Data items
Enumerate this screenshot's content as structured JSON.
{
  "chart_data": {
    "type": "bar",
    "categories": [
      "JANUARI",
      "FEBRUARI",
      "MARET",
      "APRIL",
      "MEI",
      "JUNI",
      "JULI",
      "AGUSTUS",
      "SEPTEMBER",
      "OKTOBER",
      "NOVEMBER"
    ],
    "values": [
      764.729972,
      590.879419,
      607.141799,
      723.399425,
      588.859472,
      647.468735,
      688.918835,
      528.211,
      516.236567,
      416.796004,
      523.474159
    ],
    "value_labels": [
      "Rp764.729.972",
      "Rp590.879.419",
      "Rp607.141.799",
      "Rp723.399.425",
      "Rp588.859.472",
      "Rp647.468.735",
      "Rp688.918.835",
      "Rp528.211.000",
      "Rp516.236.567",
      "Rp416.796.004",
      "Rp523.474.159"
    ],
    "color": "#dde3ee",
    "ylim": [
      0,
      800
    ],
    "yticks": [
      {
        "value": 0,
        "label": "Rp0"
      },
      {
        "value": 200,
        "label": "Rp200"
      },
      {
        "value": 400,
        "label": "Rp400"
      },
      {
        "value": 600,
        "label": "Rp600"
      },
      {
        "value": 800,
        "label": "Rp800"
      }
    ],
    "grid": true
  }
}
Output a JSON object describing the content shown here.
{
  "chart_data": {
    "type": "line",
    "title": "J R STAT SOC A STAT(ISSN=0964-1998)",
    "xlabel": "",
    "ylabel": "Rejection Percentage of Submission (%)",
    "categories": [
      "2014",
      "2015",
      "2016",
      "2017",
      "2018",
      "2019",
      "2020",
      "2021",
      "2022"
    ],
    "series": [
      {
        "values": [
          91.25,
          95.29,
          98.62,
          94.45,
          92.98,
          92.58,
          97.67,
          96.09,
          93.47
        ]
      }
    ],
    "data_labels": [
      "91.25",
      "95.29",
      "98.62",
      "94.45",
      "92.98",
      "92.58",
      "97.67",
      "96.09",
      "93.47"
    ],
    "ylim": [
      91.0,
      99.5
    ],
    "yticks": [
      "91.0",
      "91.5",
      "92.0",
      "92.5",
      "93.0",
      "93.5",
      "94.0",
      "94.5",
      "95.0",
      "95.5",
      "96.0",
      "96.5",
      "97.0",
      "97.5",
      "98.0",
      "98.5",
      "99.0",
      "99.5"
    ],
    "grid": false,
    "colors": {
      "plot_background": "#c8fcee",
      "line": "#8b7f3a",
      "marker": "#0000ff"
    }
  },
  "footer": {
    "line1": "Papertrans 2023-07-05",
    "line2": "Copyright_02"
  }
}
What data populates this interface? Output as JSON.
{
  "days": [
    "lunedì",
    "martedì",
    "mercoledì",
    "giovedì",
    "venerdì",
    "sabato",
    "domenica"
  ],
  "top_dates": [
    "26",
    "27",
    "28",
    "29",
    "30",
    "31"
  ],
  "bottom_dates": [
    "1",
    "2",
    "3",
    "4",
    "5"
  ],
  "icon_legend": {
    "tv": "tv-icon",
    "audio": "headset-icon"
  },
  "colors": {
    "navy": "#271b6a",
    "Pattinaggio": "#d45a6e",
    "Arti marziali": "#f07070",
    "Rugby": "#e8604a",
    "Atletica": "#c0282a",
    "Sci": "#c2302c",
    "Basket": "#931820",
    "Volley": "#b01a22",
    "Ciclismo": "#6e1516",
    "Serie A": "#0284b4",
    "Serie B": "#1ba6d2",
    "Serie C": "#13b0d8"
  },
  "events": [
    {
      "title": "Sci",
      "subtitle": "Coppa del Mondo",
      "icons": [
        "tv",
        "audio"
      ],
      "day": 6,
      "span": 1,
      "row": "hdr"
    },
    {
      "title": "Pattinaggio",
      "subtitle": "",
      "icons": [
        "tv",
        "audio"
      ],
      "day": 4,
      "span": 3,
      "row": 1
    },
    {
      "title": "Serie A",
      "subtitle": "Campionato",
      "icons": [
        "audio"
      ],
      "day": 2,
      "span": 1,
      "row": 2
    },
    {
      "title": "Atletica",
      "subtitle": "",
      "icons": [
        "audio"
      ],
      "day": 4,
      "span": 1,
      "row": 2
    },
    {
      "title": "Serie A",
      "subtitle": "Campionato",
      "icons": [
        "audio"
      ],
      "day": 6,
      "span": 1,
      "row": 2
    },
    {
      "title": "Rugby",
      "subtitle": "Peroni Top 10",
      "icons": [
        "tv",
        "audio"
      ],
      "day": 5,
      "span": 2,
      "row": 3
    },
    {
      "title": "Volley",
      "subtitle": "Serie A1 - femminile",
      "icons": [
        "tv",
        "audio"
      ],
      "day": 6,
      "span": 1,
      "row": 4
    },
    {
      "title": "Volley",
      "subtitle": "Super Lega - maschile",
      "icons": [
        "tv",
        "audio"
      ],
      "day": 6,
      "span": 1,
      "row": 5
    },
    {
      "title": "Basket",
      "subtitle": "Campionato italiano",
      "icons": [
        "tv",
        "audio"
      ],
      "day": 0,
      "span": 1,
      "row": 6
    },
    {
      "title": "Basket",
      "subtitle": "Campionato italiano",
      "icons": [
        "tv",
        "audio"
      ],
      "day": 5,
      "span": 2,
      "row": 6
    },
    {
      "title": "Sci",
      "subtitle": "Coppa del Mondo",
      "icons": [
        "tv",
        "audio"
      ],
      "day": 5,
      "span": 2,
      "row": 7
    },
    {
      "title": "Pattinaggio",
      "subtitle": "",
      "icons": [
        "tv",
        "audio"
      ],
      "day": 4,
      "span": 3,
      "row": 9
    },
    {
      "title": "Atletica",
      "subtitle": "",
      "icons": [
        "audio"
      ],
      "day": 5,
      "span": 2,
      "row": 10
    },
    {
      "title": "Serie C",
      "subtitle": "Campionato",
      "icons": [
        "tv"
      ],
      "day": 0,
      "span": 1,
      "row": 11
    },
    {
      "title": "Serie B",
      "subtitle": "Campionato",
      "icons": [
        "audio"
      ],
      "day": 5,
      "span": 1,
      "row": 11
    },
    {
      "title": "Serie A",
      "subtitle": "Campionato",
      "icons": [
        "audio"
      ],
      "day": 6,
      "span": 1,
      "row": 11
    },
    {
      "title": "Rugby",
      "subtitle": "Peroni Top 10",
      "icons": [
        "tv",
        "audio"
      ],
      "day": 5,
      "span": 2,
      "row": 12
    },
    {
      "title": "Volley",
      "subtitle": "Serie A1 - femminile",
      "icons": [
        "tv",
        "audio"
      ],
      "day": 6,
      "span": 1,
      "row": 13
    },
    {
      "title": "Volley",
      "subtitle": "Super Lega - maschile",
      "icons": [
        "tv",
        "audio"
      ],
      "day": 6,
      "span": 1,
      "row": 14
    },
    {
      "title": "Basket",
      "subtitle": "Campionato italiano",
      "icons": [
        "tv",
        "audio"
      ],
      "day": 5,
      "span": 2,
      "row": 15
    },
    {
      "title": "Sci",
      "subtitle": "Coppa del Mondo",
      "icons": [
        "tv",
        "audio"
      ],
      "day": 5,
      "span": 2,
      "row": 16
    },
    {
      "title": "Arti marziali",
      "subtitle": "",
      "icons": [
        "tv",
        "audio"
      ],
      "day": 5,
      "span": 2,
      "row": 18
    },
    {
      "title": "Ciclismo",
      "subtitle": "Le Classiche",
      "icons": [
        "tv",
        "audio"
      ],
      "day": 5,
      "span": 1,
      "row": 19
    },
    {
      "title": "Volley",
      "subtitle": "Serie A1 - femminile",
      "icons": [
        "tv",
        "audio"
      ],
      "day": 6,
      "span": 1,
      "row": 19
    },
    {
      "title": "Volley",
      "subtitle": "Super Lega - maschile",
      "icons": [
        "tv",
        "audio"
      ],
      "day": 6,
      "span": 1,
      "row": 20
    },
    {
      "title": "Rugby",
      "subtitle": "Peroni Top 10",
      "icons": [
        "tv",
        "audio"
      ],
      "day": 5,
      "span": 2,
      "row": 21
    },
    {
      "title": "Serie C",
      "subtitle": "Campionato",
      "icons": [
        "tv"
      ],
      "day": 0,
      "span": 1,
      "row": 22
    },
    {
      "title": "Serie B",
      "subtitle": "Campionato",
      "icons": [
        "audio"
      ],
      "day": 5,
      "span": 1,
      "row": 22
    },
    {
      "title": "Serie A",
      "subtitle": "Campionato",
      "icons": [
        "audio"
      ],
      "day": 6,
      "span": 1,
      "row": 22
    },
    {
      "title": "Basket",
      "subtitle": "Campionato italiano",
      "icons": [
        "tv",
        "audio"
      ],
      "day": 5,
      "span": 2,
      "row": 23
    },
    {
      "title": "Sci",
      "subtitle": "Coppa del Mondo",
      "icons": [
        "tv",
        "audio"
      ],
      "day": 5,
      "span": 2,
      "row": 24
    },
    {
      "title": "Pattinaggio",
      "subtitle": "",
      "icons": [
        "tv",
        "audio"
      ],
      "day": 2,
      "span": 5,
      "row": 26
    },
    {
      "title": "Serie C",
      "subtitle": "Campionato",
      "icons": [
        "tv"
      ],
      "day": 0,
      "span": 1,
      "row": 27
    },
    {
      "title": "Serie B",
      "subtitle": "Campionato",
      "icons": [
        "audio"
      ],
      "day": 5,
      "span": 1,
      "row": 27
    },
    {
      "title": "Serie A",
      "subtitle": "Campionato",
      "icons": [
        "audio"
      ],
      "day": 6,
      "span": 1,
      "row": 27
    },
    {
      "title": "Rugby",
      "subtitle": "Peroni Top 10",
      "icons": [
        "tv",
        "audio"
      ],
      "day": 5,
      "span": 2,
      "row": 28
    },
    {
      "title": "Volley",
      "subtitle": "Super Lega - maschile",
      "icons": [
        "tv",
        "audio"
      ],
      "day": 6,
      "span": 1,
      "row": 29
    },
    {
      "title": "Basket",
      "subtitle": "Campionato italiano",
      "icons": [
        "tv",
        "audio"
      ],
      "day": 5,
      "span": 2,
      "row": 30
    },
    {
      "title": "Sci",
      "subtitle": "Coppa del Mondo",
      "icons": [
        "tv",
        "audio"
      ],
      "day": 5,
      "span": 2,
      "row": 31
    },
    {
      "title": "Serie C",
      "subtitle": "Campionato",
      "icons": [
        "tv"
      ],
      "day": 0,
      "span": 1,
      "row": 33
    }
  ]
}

> **The task**: Look through the entries above; copy every line holding the string "JSON".

> **Task answer**:
Enumerate this screenshot's content as structured JSON.
Output a JSON object describing the content shown here.
What data populates this interface? Output as JSON.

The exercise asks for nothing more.